[Extracts from a graphics dataset]

** begin **

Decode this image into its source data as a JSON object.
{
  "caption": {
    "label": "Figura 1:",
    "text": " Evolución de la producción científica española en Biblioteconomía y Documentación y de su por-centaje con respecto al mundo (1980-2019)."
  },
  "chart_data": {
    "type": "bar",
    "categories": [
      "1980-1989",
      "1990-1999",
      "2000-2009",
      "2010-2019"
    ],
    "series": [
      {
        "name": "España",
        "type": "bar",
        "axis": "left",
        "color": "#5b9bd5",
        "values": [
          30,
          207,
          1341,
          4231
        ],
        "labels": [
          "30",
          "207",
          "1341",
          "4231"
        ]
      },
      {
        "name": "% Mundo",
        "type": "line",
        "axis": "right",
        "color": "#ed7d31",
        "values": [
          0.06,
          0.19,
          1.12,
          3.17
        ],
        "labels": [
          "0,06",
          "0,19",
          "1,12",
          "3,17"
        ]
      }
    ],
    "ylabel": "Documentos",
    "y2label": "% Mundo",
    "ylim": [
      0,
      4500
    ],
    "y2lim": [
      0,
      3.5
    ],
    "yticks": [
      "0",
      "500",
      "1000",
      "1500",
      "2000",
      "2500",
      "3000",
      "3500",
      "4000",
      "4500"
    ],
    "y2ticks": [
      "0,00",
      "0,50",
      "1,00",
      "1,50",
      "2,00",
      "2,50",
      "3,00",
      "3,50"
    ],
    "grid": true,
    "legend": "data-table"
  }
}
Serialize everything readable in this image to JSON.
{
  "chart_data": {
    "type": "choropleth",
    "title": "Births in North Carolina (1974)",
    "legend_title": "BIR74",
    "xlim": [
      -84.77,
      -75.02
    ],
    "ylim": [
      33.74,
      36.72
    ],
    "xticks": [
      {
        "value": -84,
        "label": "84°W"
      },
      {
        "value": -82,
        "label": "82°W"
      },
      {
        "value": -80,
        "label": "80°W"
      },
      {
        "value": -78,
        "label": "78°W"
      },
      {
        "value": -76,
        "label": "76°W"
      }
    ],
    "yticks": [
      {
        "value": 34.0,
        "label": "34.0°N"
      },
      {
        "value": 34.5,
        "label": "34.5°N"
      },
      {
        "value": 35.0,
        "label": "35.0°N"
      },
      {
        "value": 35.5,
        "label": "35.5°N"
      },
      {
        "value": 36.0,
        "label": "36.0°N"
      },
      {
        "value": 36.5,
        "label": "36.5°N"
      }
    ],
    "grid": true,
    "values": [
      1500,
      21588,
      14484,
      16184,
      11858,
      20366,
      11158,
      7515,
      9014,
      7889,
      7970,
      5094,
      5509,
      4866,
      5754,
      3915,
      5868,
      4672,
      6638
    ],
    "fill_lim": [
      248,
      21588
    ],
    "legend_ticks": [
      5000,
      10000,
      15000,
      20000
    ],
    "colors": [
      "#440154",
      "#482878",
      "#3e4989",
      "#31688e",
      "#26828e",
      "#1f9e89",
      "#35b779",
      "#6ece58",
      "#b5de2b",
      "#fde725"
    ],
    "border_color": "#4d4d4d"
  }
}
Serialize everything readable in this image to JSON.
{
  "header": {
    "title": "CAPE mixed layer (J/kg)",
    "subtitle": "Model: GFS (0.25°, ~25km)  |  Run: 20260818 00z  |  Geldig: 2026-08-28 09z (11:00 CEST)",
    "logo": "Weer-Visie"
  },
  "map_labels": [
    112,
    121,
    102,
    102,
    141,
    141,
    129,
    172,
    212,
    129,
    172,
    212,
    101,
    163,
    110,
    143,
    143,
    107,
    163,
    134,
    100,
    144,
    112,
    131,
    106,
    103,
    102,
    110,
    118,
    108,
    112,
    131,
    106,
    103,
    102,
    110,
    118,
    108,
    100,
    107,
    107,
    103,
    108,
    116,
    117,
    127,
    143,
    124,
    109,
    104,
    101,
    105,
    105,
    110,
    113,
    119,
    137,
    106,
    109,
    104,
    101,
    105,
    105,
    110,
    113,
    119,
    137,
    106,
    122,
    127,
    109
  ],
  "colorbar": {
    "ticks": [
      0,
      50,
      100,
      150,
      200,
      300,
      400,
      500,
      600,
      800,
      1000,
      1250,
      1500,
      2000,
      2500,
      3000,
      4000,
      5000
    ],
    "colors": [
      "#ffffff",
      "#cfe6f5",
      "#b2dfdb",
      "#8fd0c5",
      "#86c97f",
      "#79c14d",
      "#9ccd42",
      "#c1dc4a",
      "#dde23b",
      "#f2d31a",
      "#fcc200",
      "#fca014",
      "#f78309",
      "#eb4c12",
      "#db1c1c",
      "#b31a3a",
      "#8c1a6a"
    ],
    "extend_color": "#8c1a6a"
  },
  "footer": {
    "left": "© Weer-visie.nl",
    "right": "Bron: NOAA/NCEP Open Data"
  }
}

** end **

Extract each record, keeping it identical to the original.

§ COMPLETE OUTPUT
Decode this image into its source data as a JSON object.
{
  "caption": {
    "label": "Figura 1:",
    "text": " Evolución de la producción científica española en Biblioteconomía y Documentación y de su por-centaje con respecto al mundo (1980-2019)."
  },
  "chart_data": {
    "type": "bar",
    "categories": [
      "1980-1989",
      "1990-1999",
      "2000-2009",
      "2010-2019"
    ],
    "series": [
      {
        "name": "España",
        "type": "bar",
        "axis": "left",
        "color": "#5b9bd5",
        "values": [
          30,
          207,
          1341,
          4231
        ],
        "labels": [
          "30",
          "207",
          "1341",
          "4231"
        ]
      },
      {
        "name": "% Mundo",
        "type": "line",
        "axis": "right",
        "color": "#ed7d31",
        "values": [
          0.06,
          0.19,
          1.12,
          3.17
        ],
        "labels": [
          "0,06",
          "0,19",
          "1,12",
          "3,17"
        ]
      }
    ],
    "ylabel": "Documentos",
    "y2label": "% Mundo",
    "ylim": [
      0,
      4500
    ],
    "y2lim": [
      0,
      3.5
    ],
    "yticks": [
      "0",
      "500",
      "1000",
      "1500",
      "2000",
      "2500",
      "3000",
      "3500",
      "4000",
      "4500"
    ],
    "y2ticks": [
      "0,00",
      "0,50",
      "1,00",
      "1,50",
      "2,00",
      "2,50",
      "3,00",
      "3,50"
    ],
    "grid": true,
    "legend": "data-table"
  }
}
Serialize everything readable in this image to JSON.
{
  "chart_data": {
    "type": "choropleth",
    "title": "Births in North Carolina (1974)",
    "legend_title": "BIR74",
    "xlim": [
      -84.77,
      -75.02
    ],
    "ylim": [
      33.74,
      36.72
    ],
    "xticks": [
      {
        "value": -84,
        "label": "84°W"
      },
      {
        "value": -82,
        "label": "82°W"
      },
      {
        "value": -80,
        "label": "80°W"
      },
      {
        "value": -78,
        "label": "78°W"
      },
      {
        "value": -76,
        "label": "76°W"
      }
    ],
    "yticks": [
      {
        "value": 34.0,
        "label": "34.0°N"
      },
      {
        "value": 34.5,
        "label": "34.5°N"
      },
      {
        "value": 35.0,
        "label": "35.0°N"
      },
      {
        "value": 35.5,
        "label": "35.5°N"
      },
      {
        "value": 36.0,
        "label": "36.0°N"
      },
      {
        "value": 36.5,
        "label": "36.5°N"
      }
    ],
    "grid": true,
    "values": [
      1500,
      21588,
      14484,
      16184,
      11858,
      20366,
      11158,
      7515,
      9014,
      7889,
      7970,
      5094,
      5509,
      4866,
      5754,
      3915,
      5868,
      4672,
      6638
    ],
    "fill_lim": [
      248,
      21588
    ],
    "legend_ticks": [
      5000,
      10000,
      15000,
      20000
    ],
    "colors": [
      "#440154",
      "#482878",
      "#3e4989",
      "#31688e",
      "#26828e",
      "#1f9e89",
      "#35b779",
      "#6ece58",
      "#b5de2b",
      "#fde725"
    ],
    "border_color": "#4d4d4d"
  }
}
Serialize everything readable in this image to JSON.
{
  "header": {
    "title": "CAPE mixed layer (J/kg)",
    "subtitle": "Model: GFS (0.25°, ~25km)  |  Run: 20260818 00z  |  Geldig: 2026-08-28 09z (11:00 CEST)",
    "logo": "Weer-Visie"
  },
  "map_labels": [
    112,
    121,
    102,
    102,
    141,
    141,
    129,
    172,
    212,
    129,
    172,
    212,
    101,
    163,
    110,
    143,
    143,
    107,
    163,
    134,
    100,
    144,
    112,
    131,
    106,
    103,
    102,
    110,
    118,
    108,
    112,
    131,
    106,
    103,
    102,
    110,
    118,
    108,
    100,
    107,
    107,
    103,
    108,
    116,
    117,
    127,
    143,
    124,
    109,
    104,
    101,
    105,
    105,
    110,
    113,
    119,
    137,
    106,
    109,
    104,
    101,
    105,
    105,
    110,
    113,
    119,
    137,
    106,
    122,
    127,
    109
  ],
  "colorbar": {
    "ticks": [
      0,
      50,
      100,
      150,
      200,
      300,
      400,
      500,
      600,
      800,
      1000,
      1250,
      1500,
      2000,
      2500,
      3000,
      4000,
      5000
    ],
    "colors": [
      "#ffffff",
      "#cfe6f5",
      "#b2dfdb",
      "#8fd0c5",
      "#86c97f",
      "#79c14d",
      "#9ccd42",
      "#c1dc4a",
      "#dde23b",
      "#f2d31a",
      "#fcc200",
      "#fca014",
      "#f78309",
      "#eb4c12",
      "#db1c1c",
      "#b31a3a",
      "#8c1a6a"
    ],
    "extend_color": "#8c1a6a"
  },
  "footer": {
    "left": "© Weer-visie.nl",
    "right": "Bron: NOAA/NCEP Open Data"
  }
}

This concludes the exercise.